>> START EXERCISE INPUT
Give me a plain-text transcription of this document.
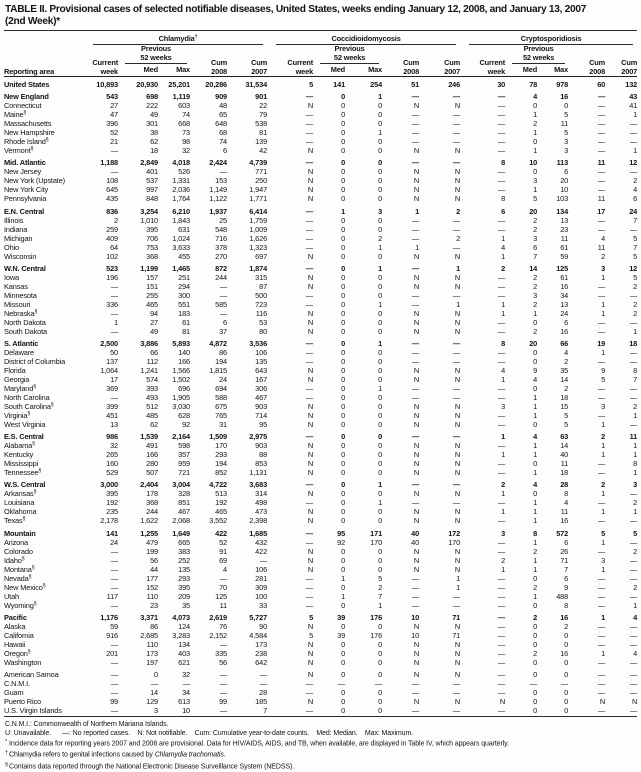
TABLE II. Provisional cases of selected notifiable diseases, United States, weeks ending January 12, 2008, and January 13, 2007
(2nd Week)*
Reporting area	Chlamydia†					Coccidioidomycosis					Cryptosporidiosis				

Current
week

Previous
52 weeks

Cum
2008

Cum
2007

Current
week

Previous
52 weeks

Cum
2008

Cum
2007

Current
week

Previous
52 weeks

Cum
2008

Cum
2007

		Med	Max				Med	Max				Med	Max		
United States	10,893	20,930	25,201	20,286	31,534	5	141	254	51	246	30	78	978	60	132
New England	543	698	1,119	909	901	—	0	1	—	—	—	4	16	—	43
Connecticut	27	222	603	48	22	N	0	0	N	N	—	0	0	—	41
Maine§	47	49	74	65	79	—	0	0	—	—	—	1	5	—	1
Massachusetts	396	301	668	648	538	—	0	0	—	—	—	2	11	—	—
New Hampshire	52	38	73	68	81	—	0	1	—	—	—	1	5	—	—
Rhode Island§	21	62	98	74	139	—	0	0	—	—	—	0	3	—	—
Vermont§	—	18	32	6	42	N	0	0	N	N	—	1	3	—	1
Mid. Atlantic	1,188	2,849	4,018	2,424	4,739	—	0	0	—	—	8	10	113	11	12
New Jersey	—	401	526	—	771	N	0	0	N	N	—	0	6	—	—
New York (Upstate)	108	537	1,331	153	250	N	0	0	N	N	—	3	20	—	2
New York City	645	997	2,036	1,149	1,947	N	0	0	N	N	—	1	10	—	4
Pennsylvania	435	848	1,764	1,122	1,771	N	0	0	N	N	8	5	103	11	6
E.N. Central	836	3,254	6,210	1,937	6,414	—	1	3	1	2	6	20	134	17	24
Illinois	2	1,010	1,843	25	1,759	—	0	0	—	—	—	2	13	—	7
Indiana	259	395	631	548	1,009	—	0	0	—	—	—	2	23	—	—
Michigan	409	706	1,024	716	1,626	—	0	2	—	2	1	3	11	4	5
Ohio	64	753	3,633	378	1,323	—	0	1	1	—	4	6	61	11	7
Wisconsin	102	368	455	270	697	N	0	0	N	N	1	7	59	2	5
W.N. Central	523	1,199	1,465	872	1,874	—	0	1	—	1	2	14	125	3	12
Iowa	196	157	251	244	315	N	0	0	N	N	—	2	61	1	5
Kansas	—	151	294	—	87	N	0	0	N	N	—	2	16	—	2
Minnesota	—	255	300	—	500	—	0	0	—	—	—	3	34	—	—
Missouri	336	465	551	585	723	—	0	1	—	1	1	2	13	1	2
Nebraska§	—	94	183	—	116	N	0	0	N	N	1	1	24	1	2
North Dakota	1	27	61	6	53	N	0	0	N	N	—	0	6	—	—
South Dakota	—	49	81	37	80	N	0	0	N	N	—	2	16	—	1
S. Atlantic	2,500	3,886	5,893	4,872	3,536	—	0	1	—	—	8	20	66	19	18
Delaware	50	66	140	86	106	—	0	0	—	—	—	0	4	1	—
District of Columbia	137	112	166	194	135	—	0	0	—	—	—	0	2	—	—
Florida	1,064	1,241	1,566	1,815	643	N	0	0	N	N	4	9	35	9	8
Georgia	17	574	1,502	24	167	N	0	0	N	N	1	4	14	5	7
Maryland§	369	393	696	694	306	—	0	1	—	—	—	0	2	—	—
North Carolina	—	493	1,905	588	467	—	0	0	—	—	—	1	18	—	—
South Carolina§	399	512	3,030	675	903	N	0	0	N	N	3	1	15	3	2
Virginia§	451	485	628	765	714	N	0	0	N	N	—	1	5	—	1
West Virginia	13	62	92	31	95	N	0	0	N	N	—	0	5	1	—
E.S. Central	986	1,539	2,164	1,509	2,975	—	0	0	—	—	1	4	63	2	11
Alabama§	32	491	598	170	903	N	0	0	N	N	—	1	14	1	1
Kentucky	265	166	357	293	88	N	0	0	N	N	1	1	40	1	1
Mississippi	160	280	959	194	853	N	0	0	N	N	—	0	11	—	8
Tennessee§	529	507	721	852	1,131	N	0	0	N	N	—	1	18	—	1
W.S. Central	3,000	2,404	3,004	4,722	3,683	—	0	1	—	—	2	4	28	2	3
Arkansas§	395	178	328	513	314	N	0	0	N	N	1	0	8	1	—
Louisiana	192	368	851	192	498	—	0	1	—	—	—	1	4	—	2
Oklahoma	235	244	467	465	473	N	0	0	N	N	1	1	11	1	1
Texas§	2,178	1,622	2,068	3,552	2,398	N	0	0	N	N	—	1	16	—	—
Mountain	141	1,255	1,649	422	1,685	—	95	171	40	172	3	8	572	5	5
Arizona	24	479	665	52	432	—	92	170	40	170	—	1	6	1	—
Colorado	—	199	383	91	422	N	0	0	N	N	—	2	26	—	2
Idaho§	—	56	252	69	—	N	0	0	N	N	2	1	71	3	—
Montana§	—	44	135	4	106	N	0	0	N	N	1	1	7	1	—
Nevada§	—	177	293	—	281	—	1	5	—	1	—	0	6	—	—
New Mexico§	—	152	395	70	309	—	0	2	—	1	—	2	9	—	2
Utah	117	110	209	125	100	—	1	7	—	—	—	1	488	—	—
Wyoming§	—	23	35	11	33	—	0	1	—	—	—	0	8	—	1
Pacific	1,176	3,371	4,073	2,619	5,727	5	39	176	10	71	—	2	16	1	4
Alaska	59	86	124	76	90	N	0	0	N	N	—	0	2	—	—
California	916	2,685	3,283	2,152	4,584	5	39	176	10	71	—	0	0	—	—
Hawaii	—	110	134	—	173	N	0	0	N	N	—	0	0	—	—
Oregon§	201	173	403	335	238	N	0	0	N	N	—	2	16	1	4
Washington	—	197	621	56	642	N	0	0	N	N	—	0	0	—	—
American Samoa	—	0	32	—	—	N	0	0	N	N	—	0	0	—	—
C.N.M.I.	—	—	—	—	—	—	—	—	—	—	—	—	—	—	—
Guam	—	14	34	—	28	—	0	0	—	—	—	0	0	—	—
Puerto Rico	99	129	613	99	185	N	0	0	N	N	N	0	0	N	N
U.S. Virgin Islands	—	3	10	—	7	—	0	0	—	—	—	0	0	—	—
C.N.M.I.: Commonwealth of Northern Mariana Islands.
U: Unavailable.      —: No reported cases.    N: Not notifiable.    Cum: Cumulative year-to-date counts.    Med: Median.    Max: Maximum.
* Incidence data for reporting years 2007 and 2008 are provisional. Data for HIV/AIDS, AIDS, and TB, when available, are displayed in Table IV, which appears quarterly.
†Chlamydia refers to genital infections caused by Chlamydia trachomatis.
§Contains data reported through the National Electronic Disease Surveillance System (NEDSS).
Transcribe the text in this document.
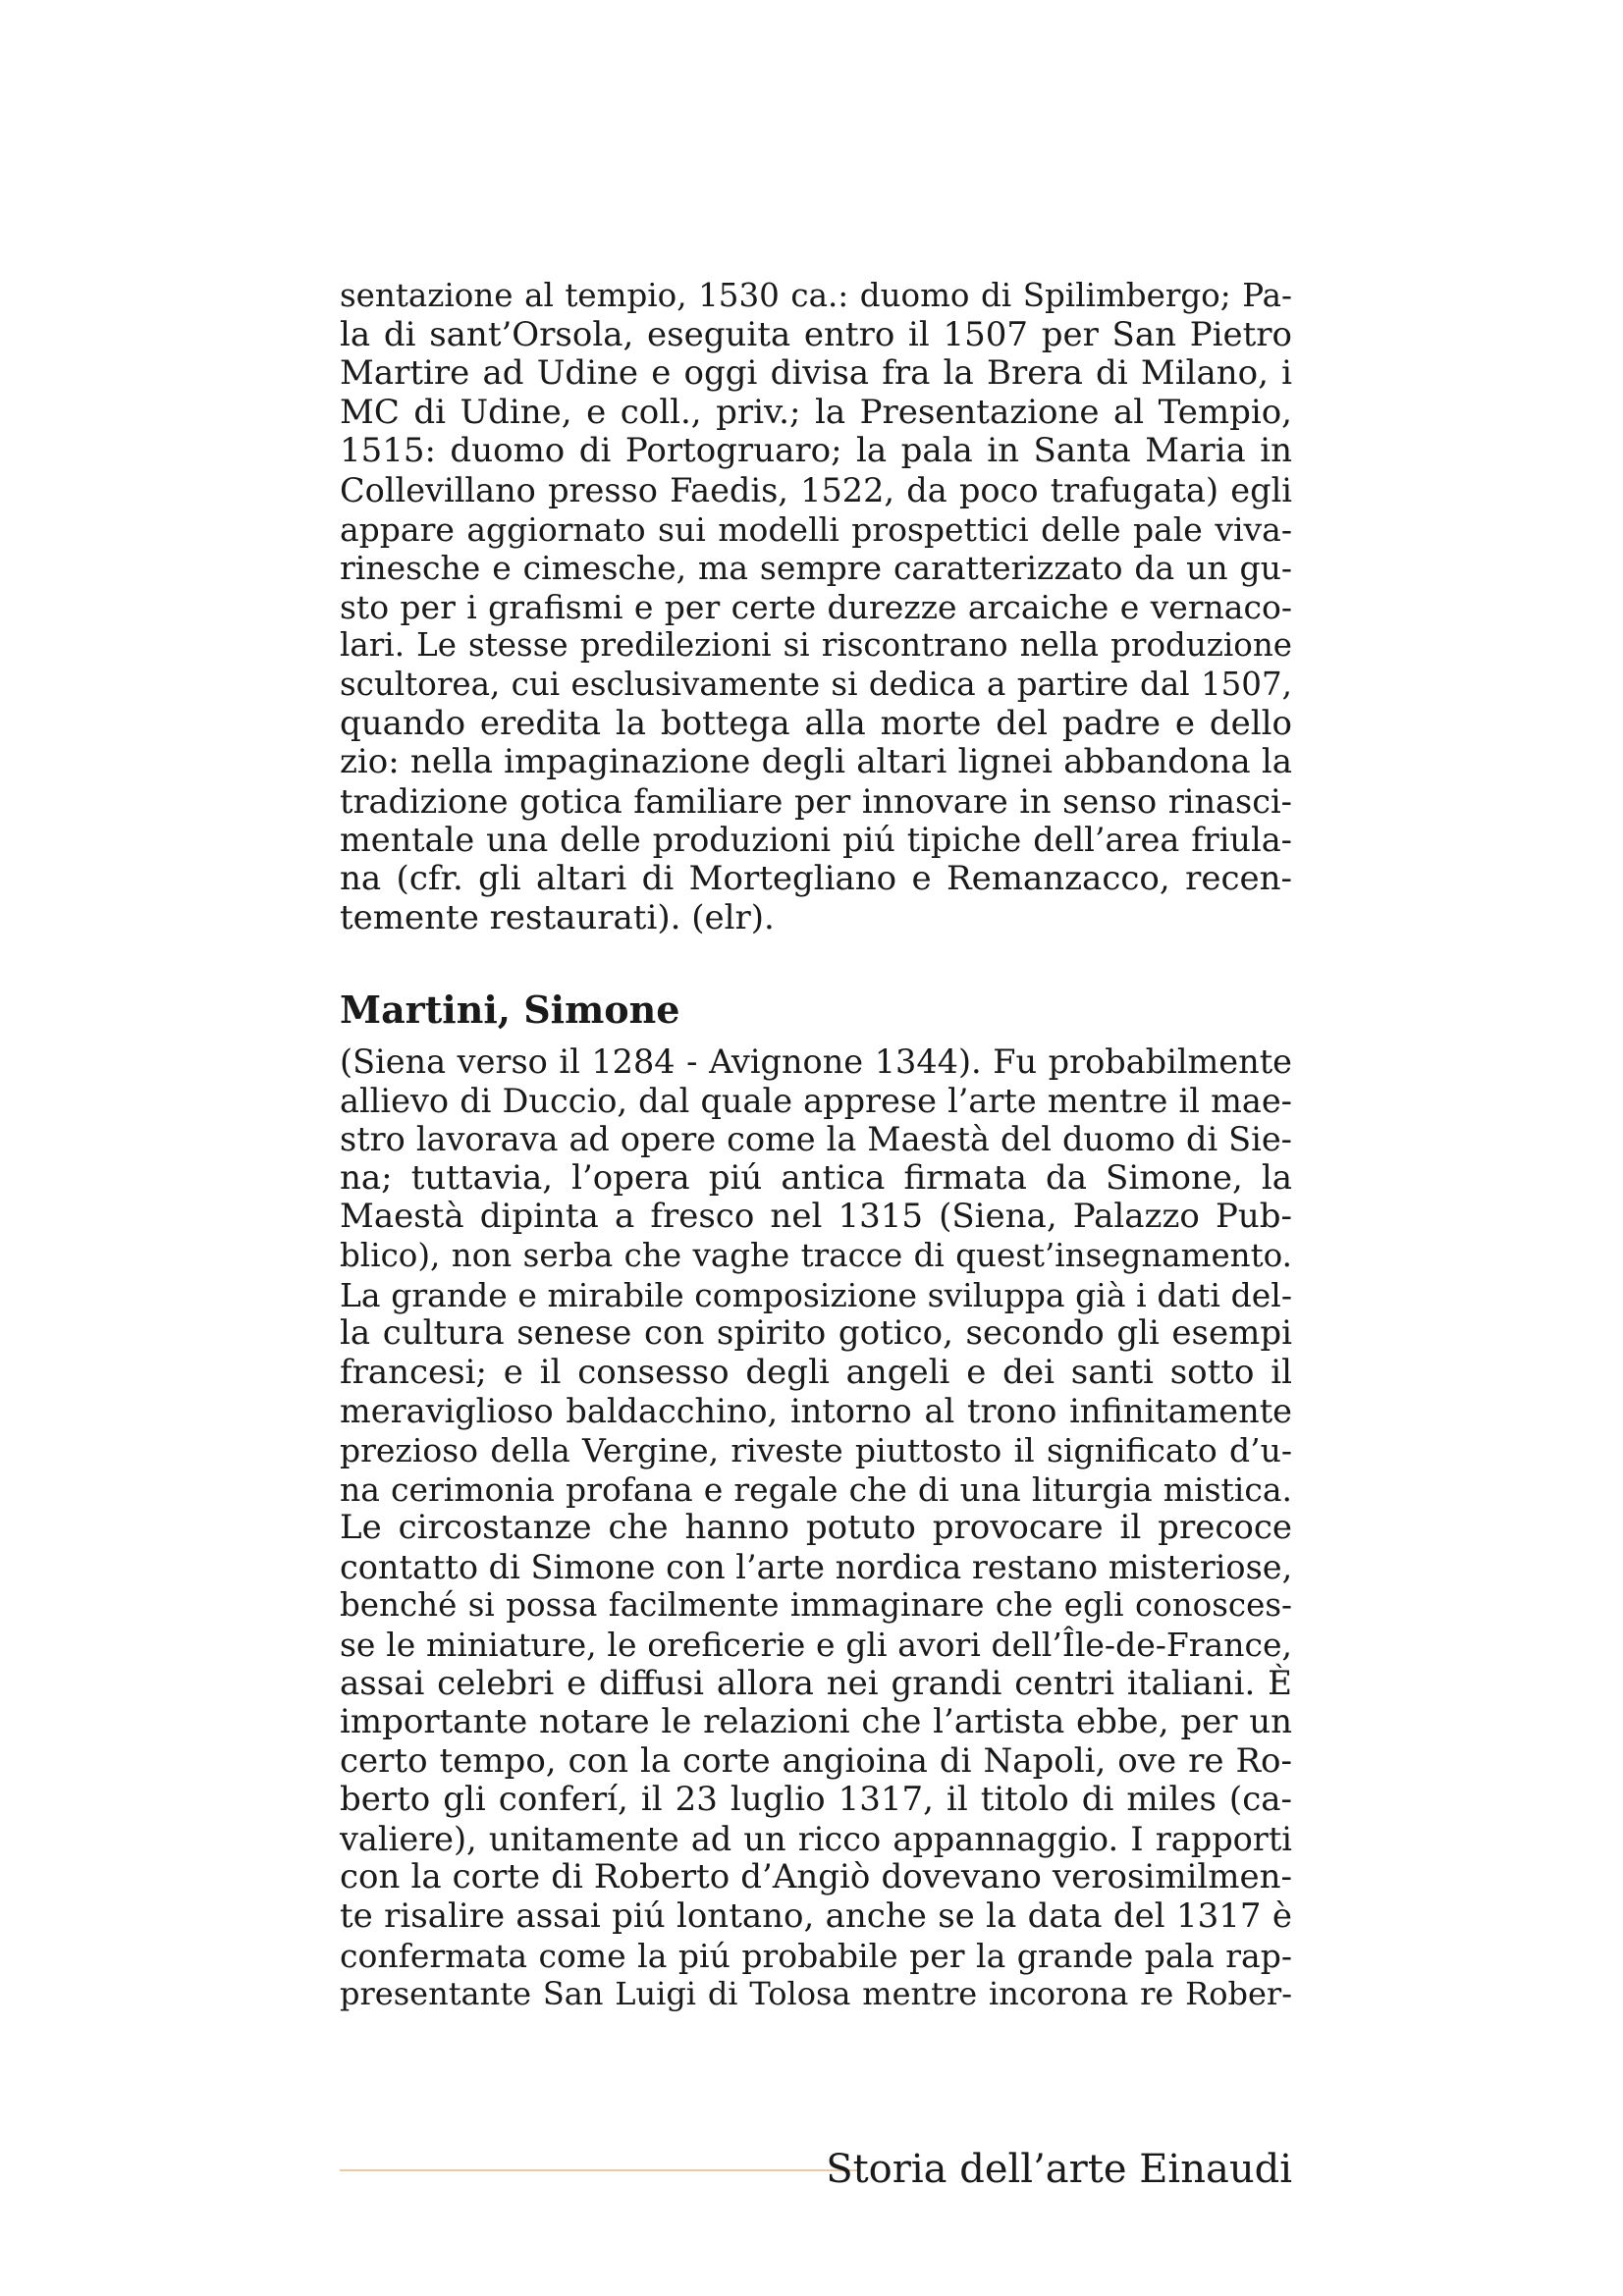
sentazione al tempio, 1530 ca.: duomo di Spilimbergo; Pa-
la di sant’Orsola, eseguita entro il 1507 per San Pietro
Martire ad Udine e oggi divisa fra la Brera di Milano, i
MC di Udine, e coll., priv.; la Presentazione al Tempio,
1515: duomo di Portogruaro; la pala in Santa Maria in
Collevillano presso Faedis, 1522, da poco trafugata) egli
appare aggiornato sui modelli prospettici delle pale viva-
rinesche e cimesche, ma sempre caratterizzato da un gu-
sto per i grafismi e per certe durezze arcaiche e vernaco-
lari. Le stesse predilezioni si riscontrano nella produzione
scultorea, cui esclusivamente si dedica a partire dal 1507,
quando eredita la bottega alla morte del padre e dello
zio: nella impaginazione degli altari lignei abbandona la
tradizione gotica familiare per innovare in senso rinasci-
mentale una delle produzioni piú tipiche dell’area friula-
na (cfr. gli altari di Mortegliano e Remanzacco, recen-
temente restaurati). (elr).
Martini, Simone
(Siena verso il 1284 - Avignone 1344). Fu probabilmente
allievo di Duccio, dal quale apprese l’arte mentre il mae-
stro lavorava ad opere come la Maestà del duomo di Sie-
na; tuttavia, l’opera piú antica firmata da Simone, la
Maestà dipinta a fresco nel 1315 (Siena, Palazzo Pub-
blico), non serba che vaghe tracce di quest’insegnamento.
La grande e mirabile composizione sviluppa già i dati del-
la cultura senese con spirito gotico, secondo gli esempi
francesi; e il consesso degli angeli e dei santi sotto il
meraviglioso baldacchino, intorno al trono infinitamente
prezioso della Vergine, riveste piuttosto il significato d’u-
na cerimonia profana e regale che di una liturgia mistica.
Le circostanze che hanno potuto provocare il precoce
contatto di Simone con l’arte nordica restano misteriose,
benché si possa facilmente immaginare che egli conosces-
se le miniature, le oreficerie e gli avori dell’Île-de-France,
assai celebri e diffusi allora nei grandi centri italiani. È
importante notare le relazioni che l’artista ebbe, per un
certo tempo, con la corte angioina di Napoli, ove re Ro-
berto gli conferí, il 23 luglio 1317, il titolo di miles (ca-
valiere), unitamente ad un ricco appannaggio. I rapporti
con la corte di Roberto d’Angiò dovevano verosimilmen-
te risalire assai piú lontano, anche se la data del 1317 è
confermata come la piú probabile per la grande pala rap-
presentante San Luigi di Tolosa mentre incorona re Rober-
Storia dell’arte Einaudi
>> END EXERCISE INPUT
▶ [TASK DIRECTIONS]:
Ascertain the number of lines in the entries that include the word "Udine", and report only that number.

▶ [IN RESPONSE]:
2